==== MATERIAL SUPPLIED
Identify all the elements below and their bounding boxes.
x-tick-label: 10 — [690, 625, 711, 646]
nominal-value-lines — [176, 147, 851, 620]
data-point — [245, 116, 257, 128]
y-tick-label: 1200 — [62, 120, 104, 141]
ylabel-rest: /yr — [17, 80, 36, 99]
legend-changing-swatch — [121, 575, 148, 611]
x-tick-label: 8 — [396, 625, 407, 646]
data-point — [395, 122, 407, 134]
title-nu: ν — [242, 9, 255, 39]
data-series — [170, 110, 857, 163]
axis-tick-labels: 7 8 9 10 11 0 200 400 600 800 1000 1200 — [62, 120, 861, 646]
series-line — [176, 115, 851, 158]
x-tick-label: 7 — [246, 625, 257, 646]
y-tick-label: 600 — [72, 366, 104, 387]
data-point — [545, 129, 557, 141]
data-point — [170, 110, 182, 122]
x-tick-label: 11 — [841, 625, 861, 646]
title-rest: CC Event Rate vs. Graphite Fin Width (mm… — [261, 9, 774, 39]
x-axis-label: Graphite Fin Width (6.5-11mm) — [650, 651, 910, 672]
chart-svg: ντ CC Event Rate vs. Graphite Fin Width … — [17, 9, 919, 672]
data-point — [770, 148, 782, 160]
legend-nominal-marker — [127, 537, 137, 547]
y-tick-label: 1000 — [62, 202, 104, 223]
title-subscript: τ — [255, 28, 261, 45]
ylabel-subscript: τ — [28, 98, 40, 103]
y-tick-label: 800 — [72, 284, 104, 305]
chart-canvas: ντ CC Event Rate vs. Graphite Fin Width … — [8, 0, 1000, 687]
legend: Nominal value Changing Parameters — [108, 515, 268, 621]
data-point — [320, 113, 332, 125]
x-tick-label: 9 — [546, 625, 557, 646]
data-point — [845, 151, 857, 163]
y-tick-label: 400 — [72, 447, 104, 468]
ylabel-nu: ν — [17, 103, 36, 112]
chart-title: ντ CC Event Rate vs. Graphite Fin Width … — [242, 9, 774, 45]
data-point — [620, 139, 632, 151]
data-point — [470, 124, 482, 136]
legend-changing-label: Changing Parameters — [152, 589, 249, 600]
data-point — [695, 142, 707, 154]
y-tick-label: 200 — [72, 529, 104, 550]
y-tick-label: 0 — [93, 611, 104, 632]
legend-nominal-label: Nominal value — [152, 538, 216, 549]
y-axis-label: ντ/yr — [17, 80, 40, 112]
========
**EXERCISE AIM**.
Copy the data above line for line, with no changes.

**THE RESULT**.
Identify all the elements below and their bounding boxes.
x-tick-label: 10 — [690, 625, 711, 646]
nominal-value-lines — [176, 147, 851, 620]
data-point — [245, 116, 257, 128]
y-tick-label: 1200 — [62, 120, 104, 141]
ylabel-rest: /yr — [17, 80, 36, 99]
legend-changing-swatch — [121, 575, 148, 611]
x-tick-label: 8 — [396, 625, 407, 646]
data-point — [395, 122, 407, 134]
title-nu: ν — [242, 9, 255, 39]
data-series — [170, 110, 857, 163]
axis-tick-labels: 7 8 9 10 11 0 200 400 600 800 1000 1200 — [62, 120, 861, 646]
series-line — [176, 115, 851, 158]
x-tick-label: 7 — [246, 625, 257, 646]
y-tick-label: 600 — [72, 366, 104, 387]
data-point — [545, 129, 557, 141]
data-point — [170, 110, 182, 122]
x-tick-label: 11 — [841, 625, 861, 646]
title-rest: CC Event Rate vs. Graphite Fin Width (mm… — [261, 9, 774, 39]
x-axis-label: Graphite Fin Width (6.5-11mm) — [650, 651, 910, 672]
chart-svg: ντ CC Event Rate vs. Graphite Fin Width … — [17, 9, 919, 672]
data-point — [770, 148, 782, 160]
legend-nominal-marker — [127, 537, 137, 547]
y-tick-label: 1000 — [62, 202, 104, 223]
title-subscript: τ — [255, 28, 261, 45]
ylabel-subscript: τ — [28, 98, 40, 103]
y-tick-label: 800 — [72, 284, 104, 305]
chart-canvas: ντ CC Event Rate vs. Graphite Fin Width … — [8, 0, 1000, 687]
legend: Nominal value Changing Parameters — [108, 515, 268, 621]
data-point — [320, 113, 332, 125]
x-tick-label: 9 — [546, 625, 557, 646]
data-point — [845, 151, 857, 163]
y-tick-label: 400 — [72, 447, 104, 468]
ylabel-nu: ν — [17, 103, 36, 112]
chart-title: ντ CC Event Rate vs. Graphite Fin Width … — [242, 9, 774, 45]
data-point — [620, 139, 632, 151]
data-point — [470, 124, 482, 136]
legend-changing-label: Changing Parameters — [152, 589, 249, 600]
data-point — [695, 142, 707, 154]
y-tick-label: 200 — [72, 529, 104, 550]
y-tick-label: 0 — [93, 611, 104, 632]
legend-nominal-label: Nominal value — [152, 538, 216, 549]
y-axis-label: ντ/yr — [17, 80, 40, 112]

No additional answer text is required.